* start DATASET RECORDS *

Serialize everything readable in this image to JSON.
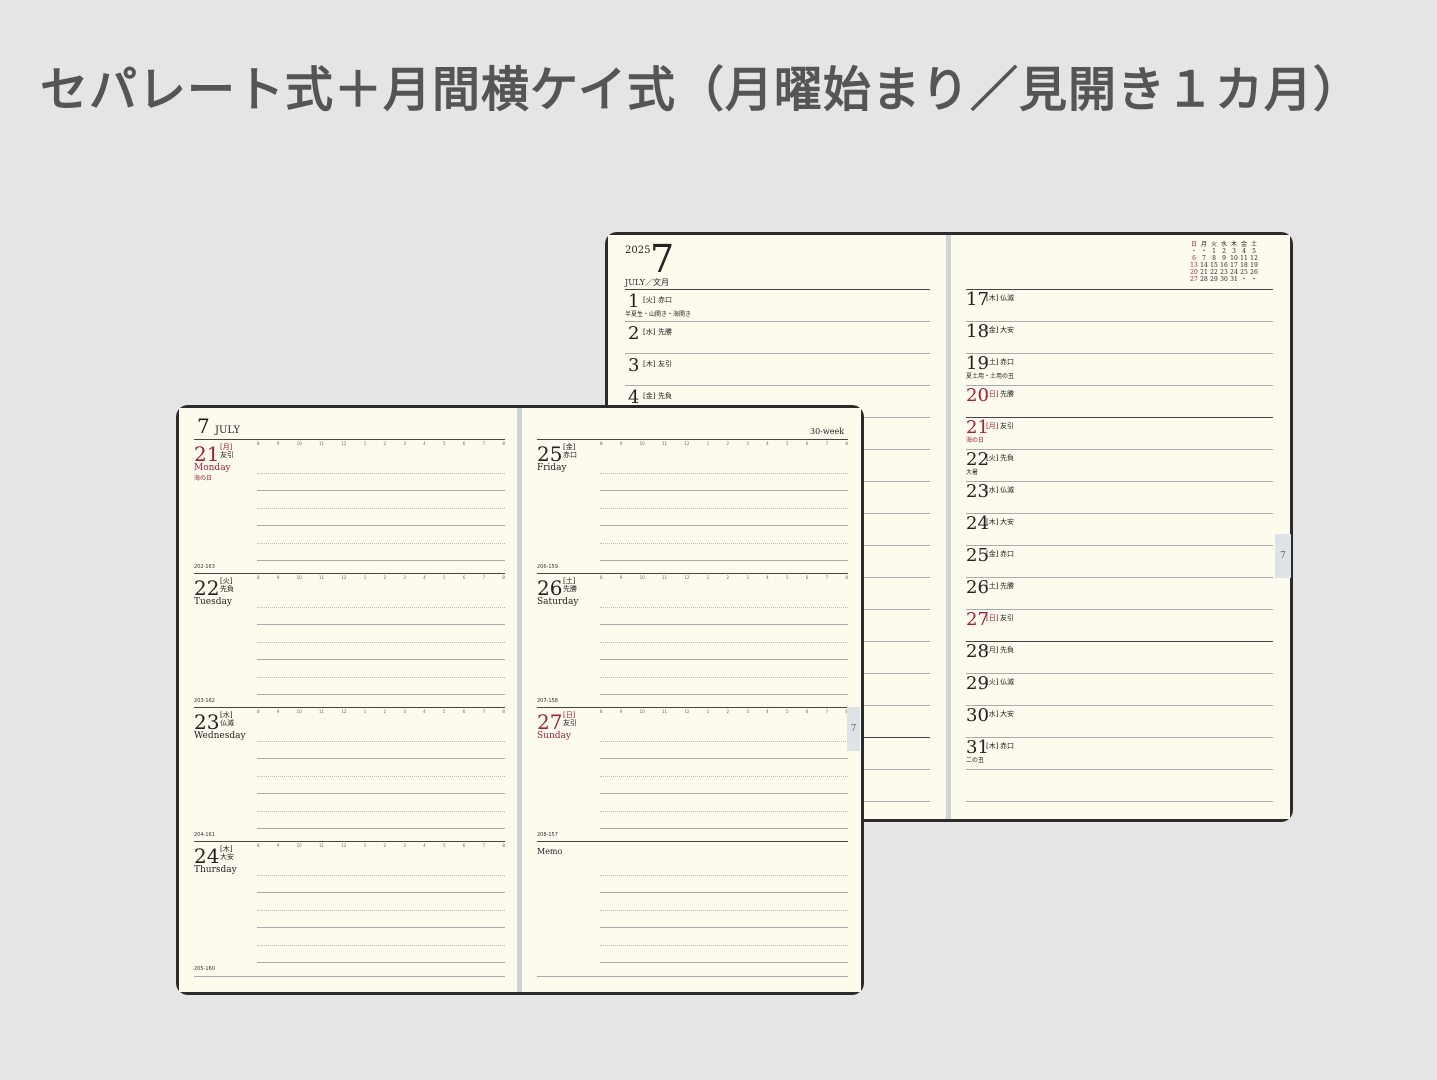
{
  "page_title": "セパレート式＋月間横ケイ式（月曜始まり／見開き１カ月）",
  "monthly": {
    "year": "2025",
    "month": "7",
    "month_label": "JULY／文月",
    "side_tab": "7",
    "left_days": [
      {
        "day": "1",
        "wd": "[火]",
        "rokuyo": "赤口",
        "note": "半夏生・山開き・海開き"
      },
      {
        "day": "2",
        "wd": "[水]",
        "rokuyo": "先勝",
        "note": ""
      },
      {
        "day": "3",
        "wd": "[木]",
        "rokuyo": "友引",
        "note": ""
      },
      {
        "day": "4",
        "wd": "[金]",
        "rokuyo": "先負",
        "note": ""
      }
    ],
    "right_days": [
      {
        "day": "17",
        "wd": "[木]",
        "rokuyo": "仏滅",
        "note": "",
        "red": false
      },
      {
        "day": "18",
        "wd": "[金]",
        "rokuyo": "大安",
        "note": "",
        "red": false
      },
      {
        "day": "19",
        "wd": "[土]",
        "rokuyo": "赤口",
        "note": "夏土用・土用の丑",
        "red": false
      },
      {
        "day": "20",
        "wd": "[日]",
        "rokuyo": "先勝",
        "note": "",
        "red": true
      },
      {
        "day": "21",
        "wd": "[月]",
        "rokuyo": "友引",
        "note": "海の日",
        "red": true
      },
      {
        "day": "22",
        "wd": "[火]",
        "rokuyo": "先負",
        "note": "大暑",
        "red": false
      },
      {
        "day": "23",
        "wd": "[水]",
        "rokuyo": "仏滅",
        "note": "",
        "red": false
      },
      {
        "day": "24",
        "wd": "[木]",
        "rokuyo": "大安",
        "note": "",
        "red": false
      },
      {
        "day": "25",
        "wd": "[金]",
        "rokuyo": "赤口",
        "note": "",
        "red": false
      },
      {
        "day": "26",
        "wd": "[土]",
        "rokuyo": "先勝",
        "note": "",
        "red": false
      },
      {
        "day": "27",
        "wd": "[日]",
        "rokuyo": "友引",
        "note": "",
        "red": true
      },
      {
        "day": "28",
        "wd": "[月]",
        "rokuyo": "先負",
        "note": "",
        "red": false
      },
      {
        "day": "29",
        "wd": "[火]",
        "rokuyo": "仏滅",
        "note": "",
        "red": false
      },
      {
        "day": "30",
        "wd": "[水]",
        "rokuyo": "大安",
        "note": "",
        "red": false
      },
      {
        "day": "31",
        "wd": "[木]",
        "rokuyo": "赤口",
        "note": "二の丑",
        "red": false
      }
    ],
    "mini_calendar": {
      "header": [
        "日",
        "月",
        "火",
        "水",
        "木",
        "金",
        "土"
      ],
      "rows": [
        [
          "・",
          "・",
          "1",
          "2",
          "3",
          "4",
          "5"
        ],
        [
          "6",
          "7",
          "8",
          "9",
          "10",
          "11",
          "12"
        ],
        [
          "13",
          "14",
          "15",
          "16",
          "17",
          "18",
          "19"
        ],
        [
          "20",
          "21",
          "22",
          "23",
          "24",
          "25",
          "26"
        ],
        [
          "27",
          "28",
          "29",
          "30",
          "31",
          "・",
          "・"
        ]
      ]
    }
  },
  "weekly": {
    "month_num": "7",
    "month_name": "JULY",
    "week_label": "30-week",
    "side_tab": "7",
    "hours": [
      "8",
      "9",
      "10",
      "11",
      "12",
      "1",
      "2",
      "3",
      "4",
      "5",
      "6",
      "7",
      "8"
    ],
    "memo_label": "Memo",
    "left_days": [
      {
        "day": "21",
        "wd": "[月]",
        "rokuyo": "友引",
        "name": "Monday",
        "holiday": "海の日",
        "code": "202-163",
        "red": true
      },
      {
        "day": "22",
        "wd": "[火]",
        "rokuyo": "先負",
        "name": "Tuesday",
        "holiday": "",
        "code": "203-162",
        "red": false
      },
      {
        "day": "23",
        "wd": "[水]",
        "rokuyo": "仏滅",
        "name": "Wednesday",
        "holiday": "",
        "code": "204-161",
        "red": false
      },
      {
        "day": "24",
        "wd": "[木]",
        "rokuyo": "大安",
        "name": "Thursday",
        "holiday": "",
        "code": "205-160",
        "red": false
      }
    ],
    "right_days": [
      {
        "day": "25",
        "wd": "[金]",
        "rokuyo": "赤口",
        "name": "Friday",
        "code": "206-159",
        "red": false
      },
      {
        "day": "26",
        "wd": "[土]",
        "rokuyo": "先勝",
        "name": "Saturday",
        "code": "207-158",
        "red": false
      },
      {
        "day": "27",
        "wd": "[日]",
        "rokuyo": "友引",
        "name": "Sunday",
        "code": "208-157",
        "red": true
      }
    ]
  }
}
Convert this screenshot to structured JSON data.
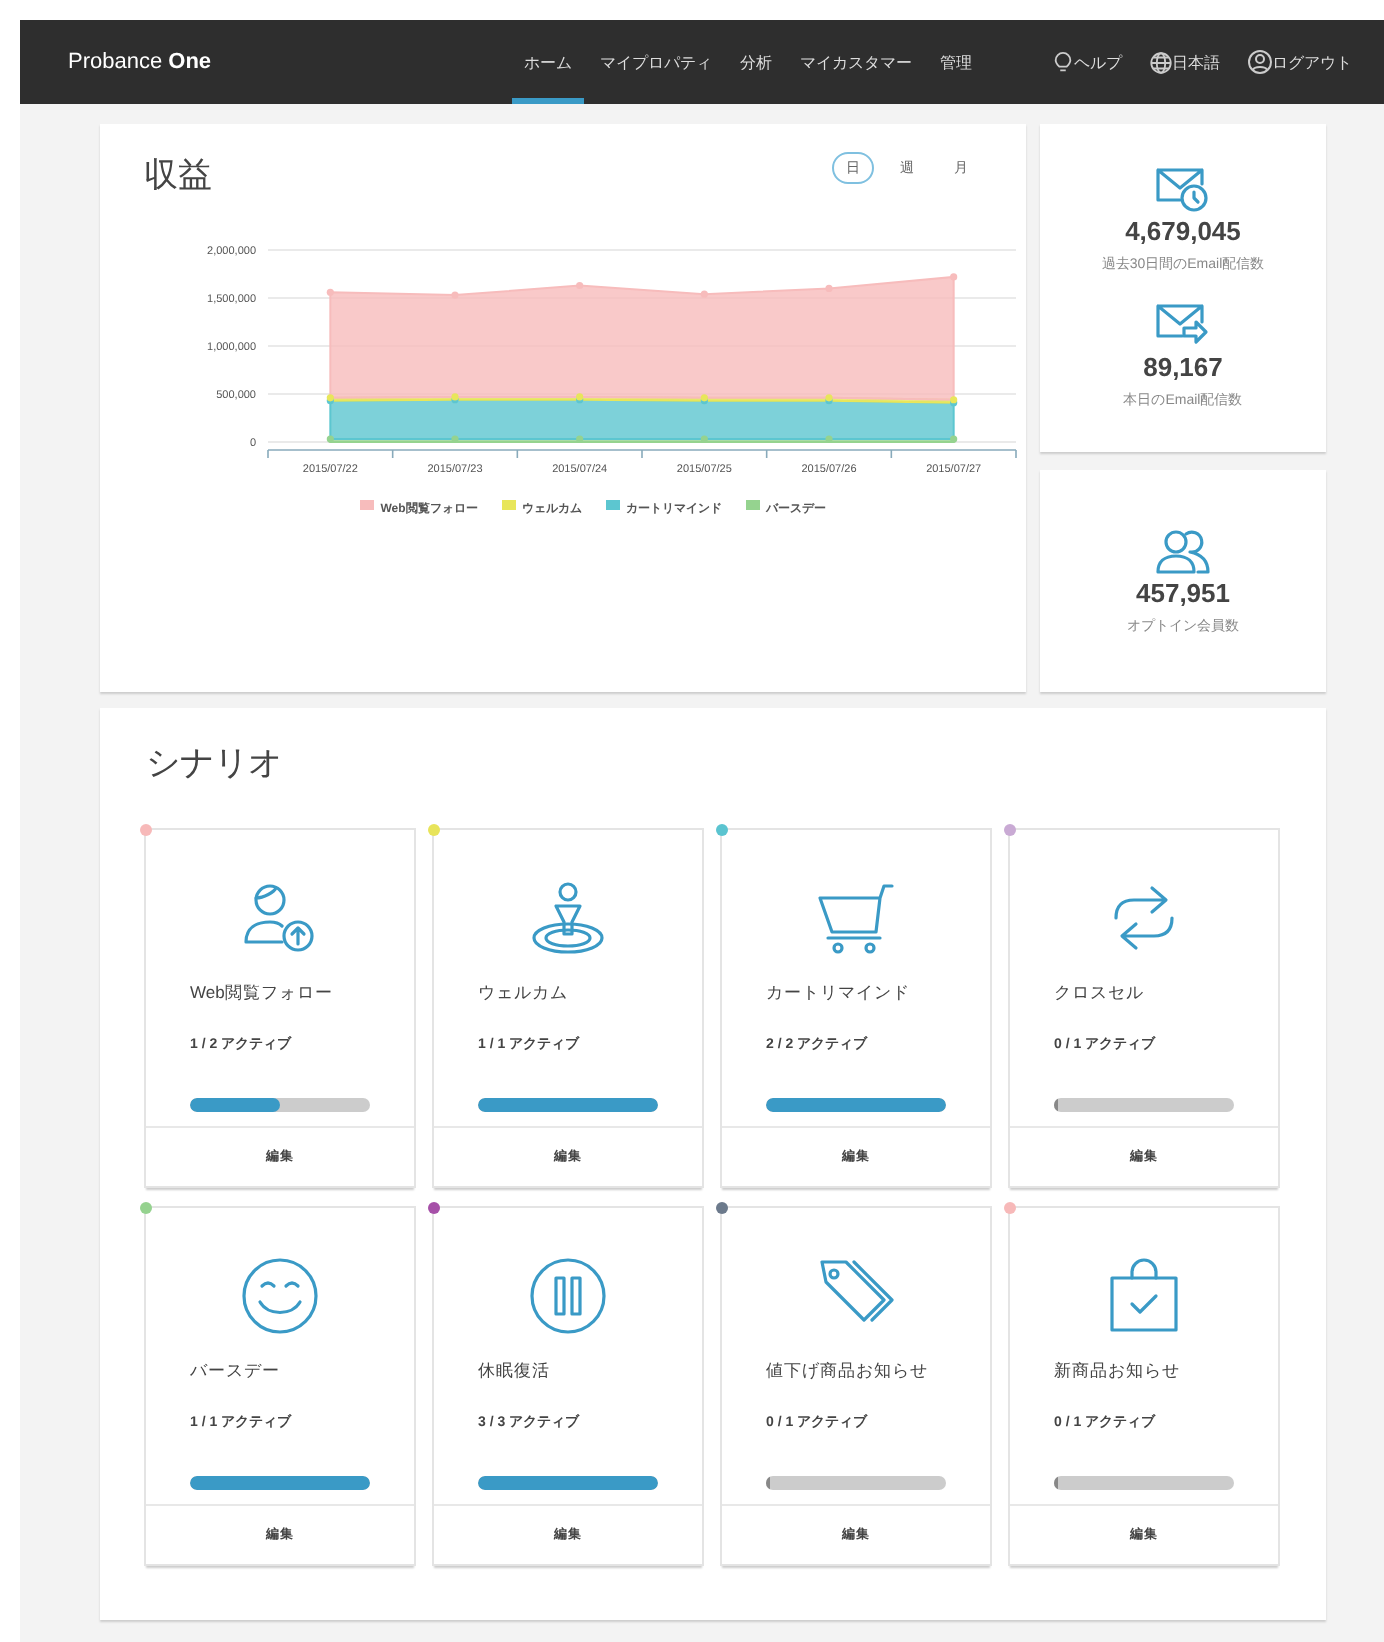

* end DATASET RECORDS *

> _EXERCISE GOAL_
Repeat each record exactly as shown above, dropping all images.

> _TASK RESPONSE_
Serialize everything readable in this image to JSON.
{
  "page_title": "セパレート式＋月間横ケイ式（月曜始まり／見開き１カ月）",
  "monthly": {
    "year": "2025",
    "month": "7",
    "month_label": "JULY／文月",
    "side_tab": "7",
    "left_days": [
      {
        "day": "1",
        "wd": "[火]",
        "rokuyo": "赤口",
        "note": "半夏生・山開き・海開き"
      },
      {
        "day": "2",
        "wd": "[水]",
        "rokuyo": "先勝",
        "note": ""
      },
      {
        "day": "3",
        "wd": "[木]",
        "rokuyo": "友引",
        "note": ""
      },
      {
        "day": "4",
        "wd": "[金]",
        "rokuyo": "先負",
        "note": ""
      }
    ],
    "right_days": [
      {
        "day": "17",
        "wd": "[木]",
        "rokuyo": "仏滅",
        "note": "",
        "red": false
      },
      {
        "day": "18",
        "wd": "[金]",
        "rokuyo": "大安",
        "note": "",
        "red": false
      },
      {
        "day": "19",
        "wd": "[土]",
        "rokuyo": "赤口",
        "note": "夏土用・土用の丑",
        "red": false
      },
      {
        "day": "20",
        "wd": "[日]",
        "rokuyo": "先勝",
        "note": "",
        "red": true
      },
      {
        "day": "21",
        "wd": "[月]",
        "rokuyo": "友引",
        "note": "海の日",
        "red": true
      },
      {
        "day": "22",
        "wd": "[火]",
        "rokuyo": "先負",
        "note": "大暑",
        "red": false
      },
      {
        "day": "23",
        "wd": "[水]",
        "rokuyo": "仏滅",
        "note": "",
        "red": false
      },
      {
        "day": "24",
        "wd": "[木]",
        "rokuyo": "大安",
        "note": "",
        "red": false
      },
      {
        "day": "25",
        "wd": "[金]",
        "rokuyo": "赤口",
        "note": "",
        "red": false
      },
      {
        "day": "26",
        "wd": "[土]",
        "rokuyo": "先勝",
        "note": "",
        "red": false
      },
      {
        "day": "27",
        "wd": "[日]",
        "rokuyo": "友引",
        "note": "",
        "red": true
      },
      {
        "day": "28",
        "wd": "[月]",
        "rokuyo": "先負",
        "note": "",
        "red": false
      },
      {
        "day": "29",
        "wd": "[火]",
        "rokuyo": "仏滅",
        "note": "",
        "red": false
      },
      {
        "day": "30",
        "wd": "[水]",
        "rokuyo": "大安",
        "note": "",
        "red": false
      },
      {
        "day": "31",
        "wd": "[木]",
        "rokuyo": "赤口",
        "note": "二の丑",
        "red": false
      }
    ],
    "mini_calendar": {
      "header": [
        "日",
        "月",
        "火",
        "水",
        "木",
        "金",
        "土"
      ],
      "rows": [
        [
          "・",
          "・",
          "1",
          "2",
          "3",
          "4",
          "5"
        ],
        [
          "6",
          "7",
          "8",
          "9",
          "10",
          "11",
          "12"
        ],
        [
          "13",
          "14",
          "15",
          "16",
          "17",
          "18",
          "19"
        ],
        [
          "20",
          "21",
          "22",
          "23",
          "24",
          "25",
          "26"
        ],
        [
          "27",
          "28",
          "29",
          "30",
          "31",
          "・",
          "・"
        ]
      ]
    }
  },
  "weekly": {
    "month_num": "7",
    "month_name": "JULY",
    "week_label": "30-week",
    "side_tab": "7",
    "hours": [
      "8",
      "9",
      "10",
      "11",
      "12",
      "1",
      "2",
      "3",
      "4",
      "5",
      "6",
      "7",
      "8"
    ],
    "memo_label": "Memo",
    "left_days": [
      {
        "day": "21",
        "wd": "[月]",
        "rokuyo": "友引",
        "name": "Monday",
        "holiday": "海の日",
        "code": "202-163",
        "red": true
      },
      {
        "day": "22",
        "wd": "[火]",
        "rokuyo": "先負",
        "name": "Tuesday",
        "holiday": "",
        "code": "203-162",
        "red": false
      },
      {
        "day": "23",
        "wd": "[水]",
        "rokuyo": "仏滅",
        "name": "Wednesday",
        "holiday": "",
        "code": "204-161",
        "red": false
      },
      {
        "day": "24",
        "wd": "[木]",
        "rokuyo": "大安",
        "name": "Thursday",
        "holiday": "",
        "code": "205-160",
        "red": false
      }
    ],
    "right_days": [
      {
        "day": "25",
        "wd": "[金]",
        "rokuyo": "赤口",
        "name": "Friday",
        "code": "206-159",
        "red": false
      },
      {
        "day": "26",
        "wd": "[土]",
        "rokuyo": "先勝",
        "name": "Saturday",
        "code": "207-158",
        "red": false
      },
      {
        "day": "27",
        "wd": "[日]",
        "rokuyo": "友引",
        "name": "Sunday",
        "code": "208-157",
        "red": true
      }
    ]
  }
}
Convert this screenshot to structured JSON data.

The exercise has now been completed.